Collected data
◇ ◇ ◇ ◇ ◇

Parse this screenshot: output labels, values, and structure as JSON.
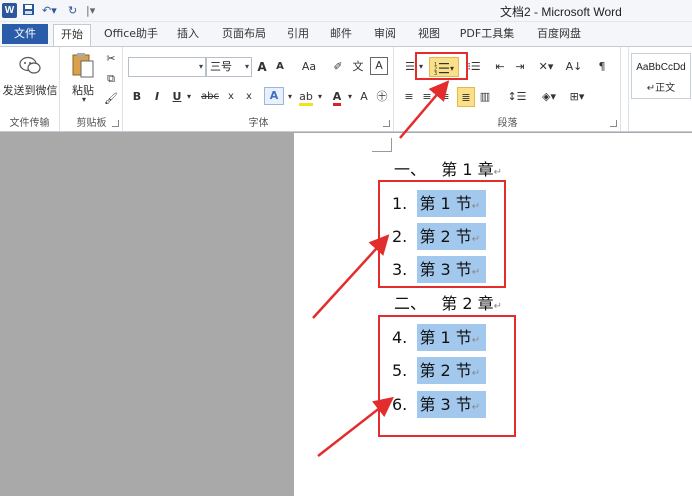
{
  "window": {
    "title": "文档2 - Microsoft Word",
    "app_icon": "W",
    "quick_access": [
      "save-icon",
      "undo-icon",
      "redo-icon",
      "customize-icon"
    ]
  },
  "tabs": {
    "file": "文件",
    "items": [
      "开始",
      "Office助手",
      "插入",
      "页面布局",
      "引用",
      "邮件",
      "审阅",
      "视图",
      "PDF工具集",
      "百度网盘"
    ],
    "active": "开始"
  },
  "ribbon": {
    "groups": {
      "send": "文件传输",
      "clipboard": "剪贴板",
      "font": "字体",
      "paragraph": "段落"
    },
    "send_label": "发送到微信",
    "paste_label": "粘贴",
    "font_name": "",
    "font_size": "三号",
    "grow": "A",
    "shrink": "A",
    "case": "Aa",
    "bold": "B",
    "italic": "I",
    "underline": "U",
    "strike": "abc",
    "sub": "x",
    "sup": "x",
    "highlight": "A",
    "fontcolor": "A",
    "style_preview": "AaBbCcDd",
    "style_name": "↵正文"
  },
  "document": {
    "chapters": [
      {
        "prefix": "一、",
        "title": "第 1 章",
        "sections": [
          {
            "num": "1.",
            "text": "第 1 节"
          },
          {
            "num": "2.",
            "text": "第 2 节"
          },
          {
            "num": "3.",
            "text": "第 3 节"
          }
        ]
      },
      {
        "prefix": "二、",
        "title": "第 2 章",
        "sections": [
          {
            "num": "4.",
            "text": "第 1 节"
          },
          {
            "num": "5.",
            "text": "第 2 节"
          },
          {
            "num": "6.",
            "text": "第 3 节"
          }
        ]
      }
    ],
    "para_mark": "↵"
  },
  "colors": {
    "annotation_red": "#e32d2d",
    "selection": "#a3c8ee",
    "file_tab": "#2a5caa"
  }
}
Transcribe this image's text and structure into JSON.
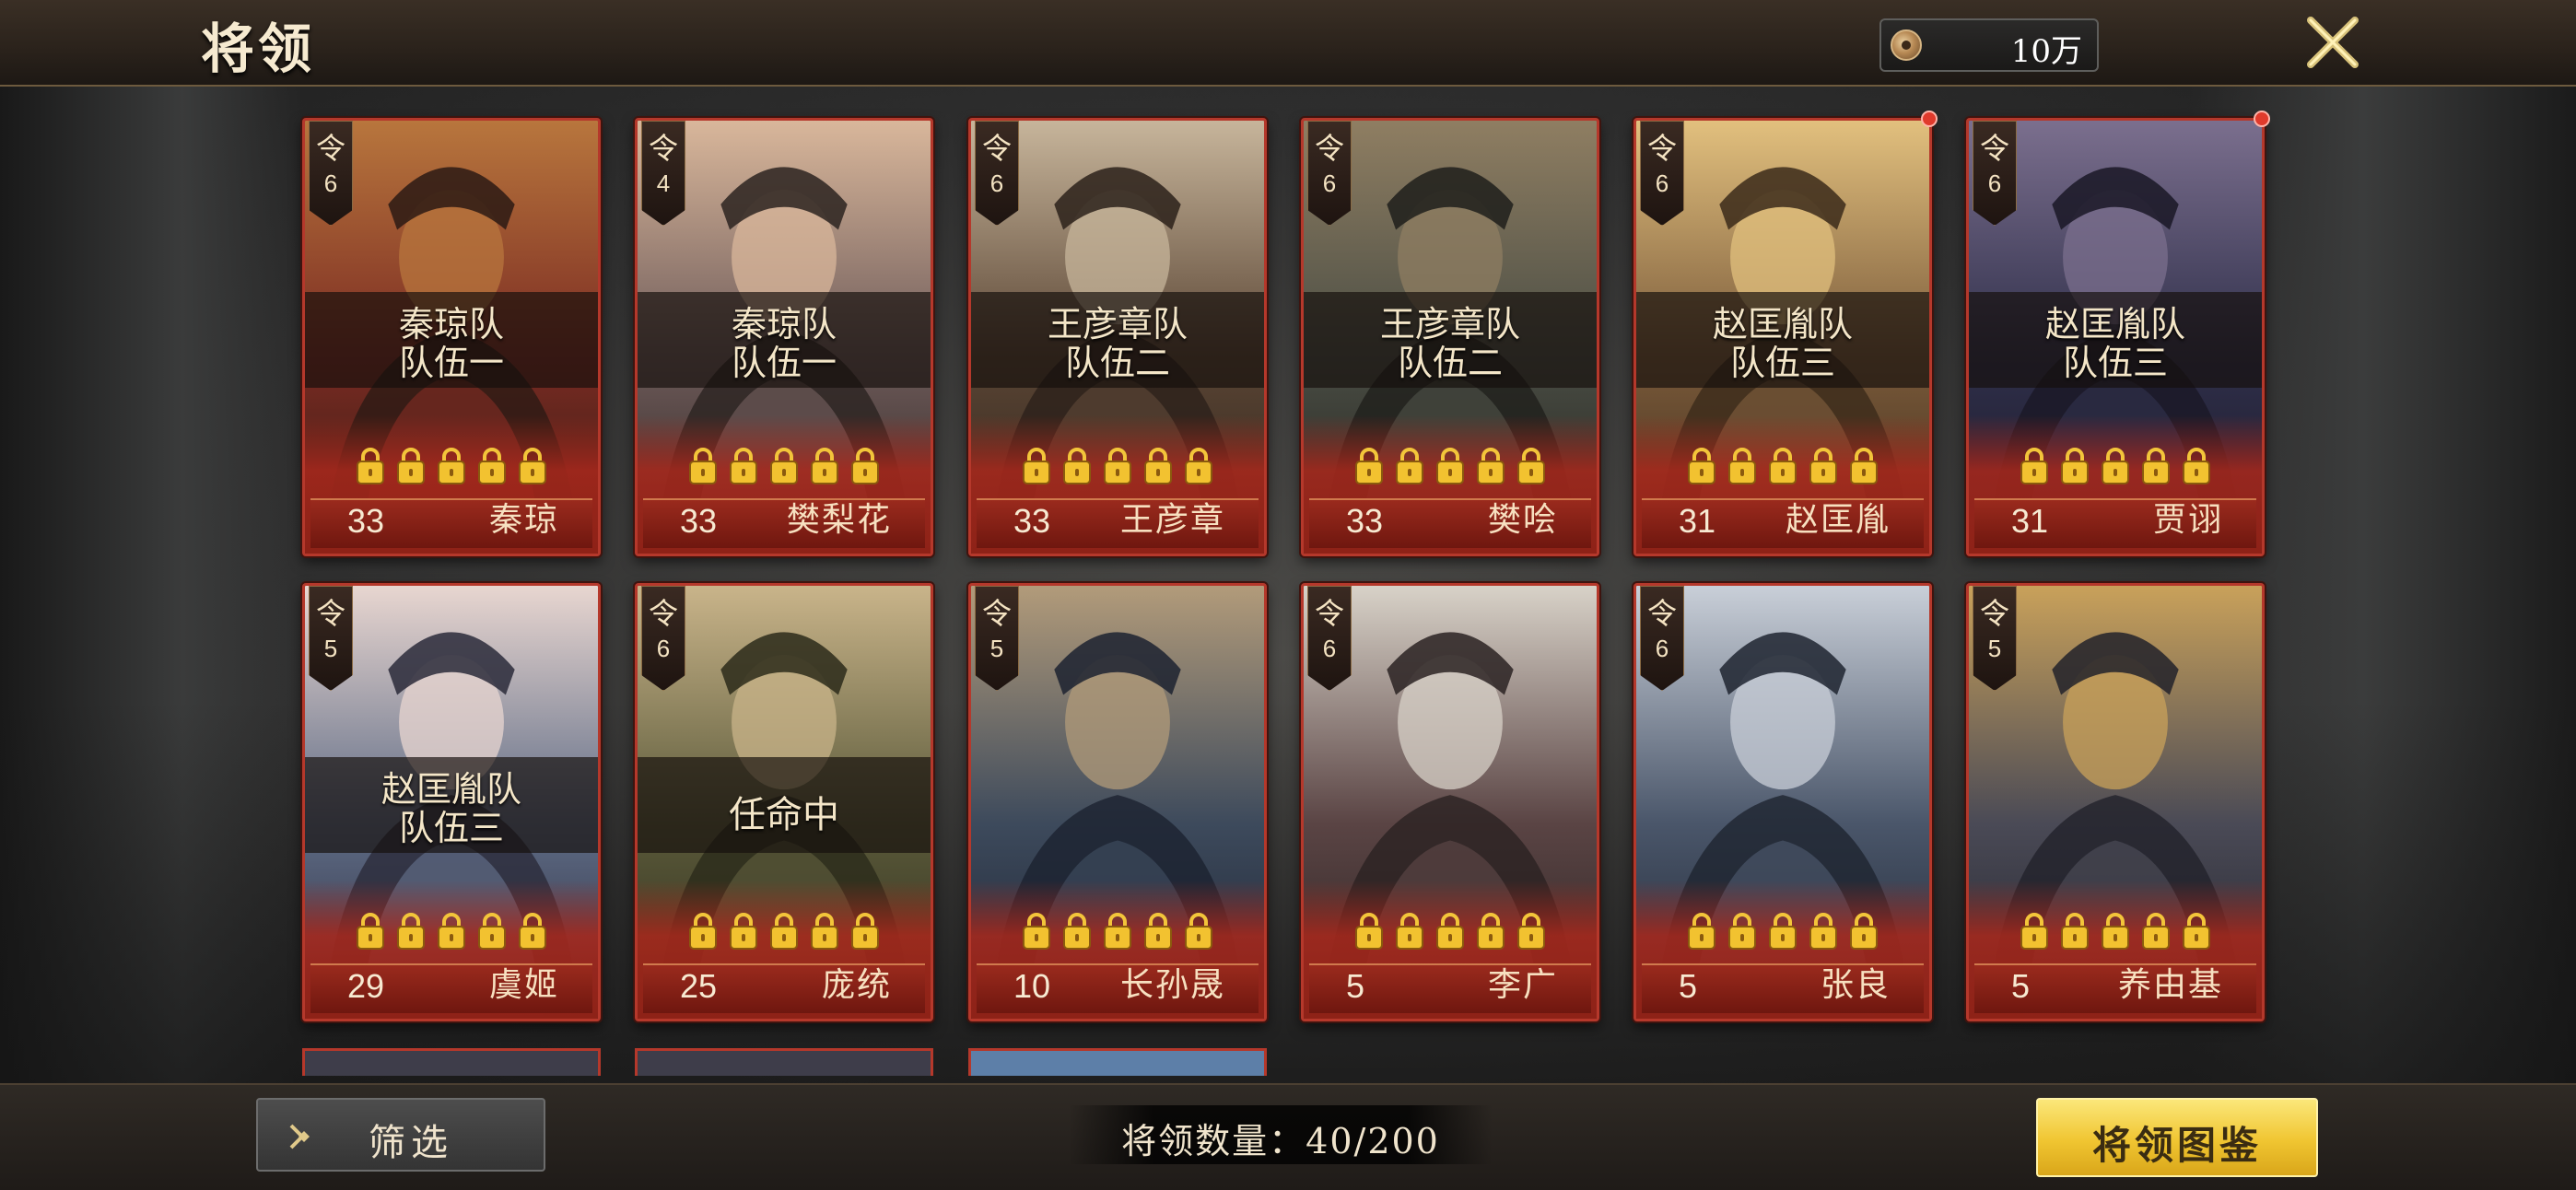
{
  "header": {
    "title": "将领",
    "currency": {
      "icon": "coin-icon",
      "value": "10万"
    },
    "close_icon": "close-icon"
  },
  "generals": [
    {
      "rank_label": "令",
      "rank": "6",
      "team_line1": "秦琼队",
      "team_line2": "队伍一",
      "level": "33",
      "name": "秦琼",
      "locks": 5,
      "has_notification": false
    },
    {
      "rank_label": "令",
      "rank": "4",
      "team_line1": "秦琼队",
      "team_line2": "队伍一",
      "level": "33",
      "name": "樊梨花",
      "locks": 5,
      "has_notification": false
    },
    {
      "rank_label": "令",
      "rank": "6",
      "team_line1": "王彦章队",
      "team_line2": "队伍二",
      "level": "33",
      "name": "王彦章",
      "locks": 5,
      "has_notification": false
    },
    {
      "rank_label": "令",
      "rank": "6",
      "team_line1": "王彦章队",
      "team_line2": "队伍二",
      "level": "33",
      "name": "樊哙",
      "locks": 5,
      "has_notification": false
    },
    {
      "rank_label": "令",
      "rank": "6",
      "team_line1": "赵匡胤队",
      "team_line2": "队伍三",
      "level": "31",
      "name": "赵匡胤",
      "locks": 5,
      "has_notification": true
    },
    {
      "rank_label": "令",
      "rank": "6",
      "team_line1": "赵匡胤队",
      "team_line2": "队伍三",
      "level": "31",
      "name": "贾诩",
      "locks": 5,
      "has_notification": true
    },
    {
      "rank_label": "令",
      "rank": "5",
      "team_line1": "赵匡胤队",
      "team_line2": "队伍三",
      "level": "29",
      "name": "虞姬",
      "locks": 5,
      "has_notification": false
    },
    {
      "rank_label": "令",
      "rank": "6",
      "status": "任命中",
      "level": "25",
      "name": "庞统",
      "locks": 5,
      "has_notification": false
    },
    {
      "rank_label": "令",
      "rank": "5",
      "level": "10",
      "name": "长孙晟",
      "locks": 5,
      "has_notification": false
    },
    {
      "rank_label": "令",
      "rank": "6",
      "level": "5",
      "name": "李广",
      "locks": 5,
      "has_notification": false
    },
    {
      "rank_label": "令",
      "rank": "6",
      "level": "5",
      "name": "张良",
      "locks": 5,
      "has_notification": false
    },
    {
      "rank_label": "令",
      "rank": "5",
      "level": "5",
      "name": "养由基",
      "locks": 5,
      "has_notification": false
    }
  ],
  "card_palettes": [
    [
      "#7b2b22",
      "#b8763d",
      "#2c1a14"
    ],
    [
      "#6d5a59",
      "#d9b79b",
      "#2b2320"
    ],
    [
      "#5a4534",
      "#c7b59b",
      "#2c211a"
    ],
    [
      "#4a4d44",
      "#8f7e62",
      "#1f1f1b"
    ],
    [
      "#7a5a3a",
      "#e2c07e",
      "#3b2a1a"
    ],
    [
      "#2f2f4a",
      "#7b6f8e",
      "#1a1826"
    ],
    [
      "#5f6c86",
      "#e8d6d0",
      "#2a2a3a"
    ],
    [
      "#5b5a3a",
      "#c9b48a",
      "#2b2a1a"
    ],
    [
      "#3d4a5c",
      "#b29b7a",
      "#1c2230"
    ],
    [
      "#5a4444",
      "#d8d2c8",
      "#2a2222"
    ],
    [
      "#4a566a",
      "#c9cfd8",
      "#1e2430"
    ],
    [
      "#4a4a56",
      "#c9a15a",
      "#22222a"
    ]
  ],
  "bottom": {
    "filter_label": "筛选",
    "count_text": "将领数量：40/200",
    "archive_label": "将领图鉴"
  }
}
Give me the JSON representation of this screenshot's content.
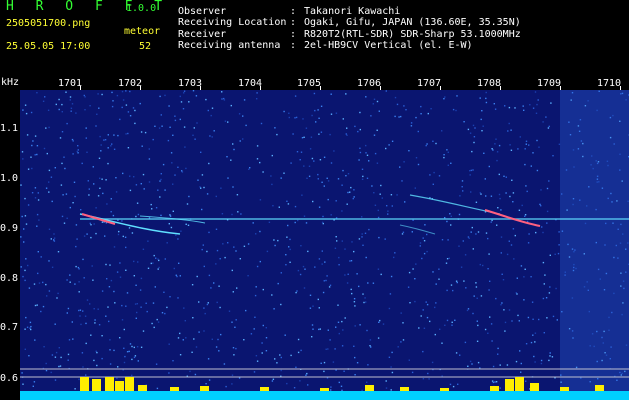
{
  "app": {
    "title": "H R O F F T",
    "version": "1.0.0"
  },
  "file": {
    "name": "2505051700.png",
    "datetime": "25.05.05 17:00"
  },
  "meteor": {
    "label": "meteor",
    "count": "52"
  },
  "station": [
    {
      "key": "Observer",
      "value": "Takanori Kawachi"
    },
    {
      "key": "Receiving Location",
      "value": "Ogaki, Gifu, JAPAN (136.60E, 35.35N)"
    },
    {
      "key": "Receiver",
      "value": "R820T2(RTL-SDR) SDR-Sharp 53.1000MHz"
    },
    {
      "key": "Receiving antenna",
      "value": "2el-HB9CV Vertical (el. E-W)"
    }
  ],
  "axes": {
    "y_unit": "kHz",
    "y_ticks": [
      "1.1",
      "1.0",
      "0.9",
      "0.8",
      "0.7",
      "0.6"
    ],
    "x_ticks": [
      "1701",
      "1702",
      "1703",
      "1704",
      "1705",
      "1706",
      "1707",
      "1708",
      "1709",
      "1710"
    ],
    "marker": "4"
  },
  "colors": {
    "background": "#0a1570",
    "noise": "#2a60d8",
    "trace": "#60e0ff",
    "meteor": "#ff6080",
    "histogram": "#ffee00",
    "baseline": "#00d0ff"
  }
}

◇ ◇ ◇ ◇ ◇

All of the material above is to be copied exactly, except for its images.

Parse this screenshot: output labels, values, and structure as JSON.
{
  "window": {
    "title": "文档2 - Microsoft Word",
    "app_icon": "W",
    "quick_access": [
      "save-icon",
      "undo-icon",
      "redo-icon",
      "customize-icon"
    ]
  },
  "tabs": {
    "file": "文件",
    "items": [
      "开始",
      "Office助手",
      "插入",
      "页面布局",
      "引用",
      "邮件",
      "审阅",
      "视图",
      "PDF工具集",
      "百度网盘"
    ],
    "active": "开始"
  },
  "ribbon": {
    "groups": {
      "send": "文件传输",
      "clipboard": "剪贴板",
      "font": "字体",
      "paragraph": "段落"
    },
    "send_label": "发送到微信",
    "paste_label": "粘贴",
    "font_name": "",
    "font_size": "三号",
    "grow": "A",
    "shrink": "A",
    "case": "Aa",
    "bold": "B",
    "italic": "I",
    "underline": "U",
    "strike": "abc",
    "sub": "x",
    "sup": "x",
    "highlight": "A",
    "fontcolor": "A",
    "style_preview": "AaBbCcDd",
    "style_name": "↵正文"
  },
  "document": {
    "chapters": [
      {
        "prefix": "一、",
        "title": "第 1 章",
        "sections": [
          {
            "num": "1.",
            "text": "第 1 节"
          },
          {
            "num": "2.",
            "text": "第 2 节"
          },
          {
            "num": "3.",
            "text": "第 3 节"
          }
        ]
      },
      {
        "prefix": "二、",
        "title": "第 2 章",
        "sections": [
          {
            "num": "4.",
            "text": "第 1 节"
          },
          {
            "num": "5.",
            "text": "第 2 节"
          },
          {
            "num": "6.",
            "text": "第 3 节"
          }
        ]
      }
    ],
    "para_mark": "↵"
  },
  "colors": {
    "annotation_red": "#e32d2d",
    "selection": "#a3c8ee",
    "file_tab": "#2a5caa"
  }
}
Transcribe this image's text and structure into JSON.
{
  "header": {
    "title": "将领",
    "currency": {
      "icon": "coin-icon",
      "value": "10万"
    },
    "close_icon": "close-icon"
  },
  "generals": [
    {
      "rank_label": "令",
      "rank": "6",
      "team_line1": "秦琼队",
      "team_line2": "队伍一",
      "level": "33",
      "name": "秦琼",
      "locks": 5,
      "has_notification": false
    },
    {
      "rank_label": "令",
      "rank": "4",
      "team_line1": "秦琼队",
      "team_line2": "队伍一",
      "level": "33",
      "name": "樊梨花",
      "locks": 5,
      "has_notification": false
    },
    {
      "rank_label": "令",
      "rank": "6",
      "team_line1": "王彦章队",
      "team_line2": "队伍二",
      "level": "33",
      "name": "王彦章",
      "locks": 5,
      "has_notification": false
    },
    {
      "rank_label": "令",
      "rank": "6",
      "team_line1": "王彦章队",
      "team_line2": "队伍二",
      "level": "33",
      "name": "樊哙",
      "locks": 5,
      "has_notification": false
    },
    {
      "rank_label": "令",
      "rank": "6",
      "team_line1": "赵匡胤队",
      "team_line2": "队伍三",
      "level": "31",
      "name": "赵匡胤",
      "locks": 5,
      "has_notification": true
    },
    {
      "rank_label": "令",
      "rank": "6",
      "team_line1": "赵匡胤队",
      "team_line2": "队伍三",
      "level": "31",
      "name": "贾诩",
      "locks": 5,
      "has_notification": true
    },
    {
      "rank_label": "令",
      "rank": "5",
      "team_line1": "赵匡胤队",
      "team_line2": "队伍三",
      "level": "29",
      "name": "虞姬",
      "locks": 5,
      "has_notification": false
    },
    {
      "rank_label": "令",
      "rank": "6",
      "status": "任命中",
      "level": "25",
      "name": "庞统",
      "locks": 5,
      "has_notification": false
    },
    {
      "rank_label": "令",
      "rank": "5",
      "level": "10",
      "name": "长孙晟",
      "locks": 5,
      "has_notification": false
    },
    {
      "rank_label": "令",
      "rank": "6",
      "level": "5",
      "name": "李广",
      "locks": 5,
      "has_notification": false
    },
    {
      "rank_label": "令",
      "rank": "6",
      "level": "5",
      "name": "张良",
      "locks": 5,
      "has_notification": false
    },
    {
      "rank_label": "令",
      "rank": "5",
      "level": "5",
      "name": "养由基",
      "locks": 5,
      "has_notification": false
    }
  ],
  "card_palettes": [
    [
      "#7b2b22",
      "#b8763d",
      "#2c1a14"
    ],
    [
      "#6d5a59",
      "#d9b79b",
      "#2b2320"
    ],
    [
      "#5a4534",
      "#c7b59b",
      "#2c211a"
    ],
    [
      "#4a4d44",
      "#8f7e62",
      "#1f1f1b"
    ],
    [
      "#7a5a3a",
      "#e2c07e",
      "#3b2a1a"
    ],
    [
      "#2f2f4a",
      "#7b6f8e",
      "#1a1826"
    ],
    [
      "#5f6c86",
      "#e8d6d0",
      "#2a2a3a"
    ],
    [
      "#5b5a3a",
      "#c9b48a",
      "#2b2a1a"
    ],
    [
      "#3d4a5c",
      "#b29b7a",
      "#1c2230"
    ],
    [
      "#5a4444",
      "#d8d2c8",
      "#2a2222"
    ],
    [
      "#4a566a",
      "#c9cfd8",
      "#1e2430"
    ],
    [
      "#4a4a56",
      "#c9a15a",
      "#22222a"
    ]
  ],
  "bottom": {
    "filter_label": "筛选",
    "count_text": "将领数量：40/200",
    "archive_label": "将领图鉴"
  }
}
Give me the JSON representation of this screenshot's content.
{
  "app": {
    "title": "H R O F F T",
    "version": "1.0.0"
  },
  "file": {
    "name": "2505051700.png",
    "datetime": "25.05.05 17:00"
  },
  "meteor": {
    "label": "meteor",
    "count": "52"
  },
  "station": [
    {
      "key": "Observer",
      "value": "Takanori Kawachi"
    },
    {
      "key": "Receiving Location",
      "value": "Ogaki, Gifu, JAPAN (136.60E, 35.35N)"
    },
    {
      "key": "Receiver",
      "value": "R820T2(RTL-SDR) SDR-Sharp 53.1000MHz"
    },
    {
      "key": "Receiving antenna",
      "value": "2el-HB9CV Vertical (el. E-W)"
    }
  ],
  "axes": {
    "y_unit": "kHz",
    "y_ticks": [
      "1.1",
      "1.0",
      "0.9",
      "0.8",
      "0.7",
      "0.6"
    ],
    "x_ticks": [
      "1701",
      "1702",
      "1703",
      "1704",
      "1705",
      "1706",
      "1707",
      "1708",
      "1709",
      "1710"
    ],
    "marker": "4"
  },
  "colors": {
    "background": "#0a1570",
    "noise": "#2a60d8",
    "trace": "#60e0ff",
    "meteor": "#ff6080",
    "histogram": "#ffee00",
    "baseline": "#00d0ff"
  }
}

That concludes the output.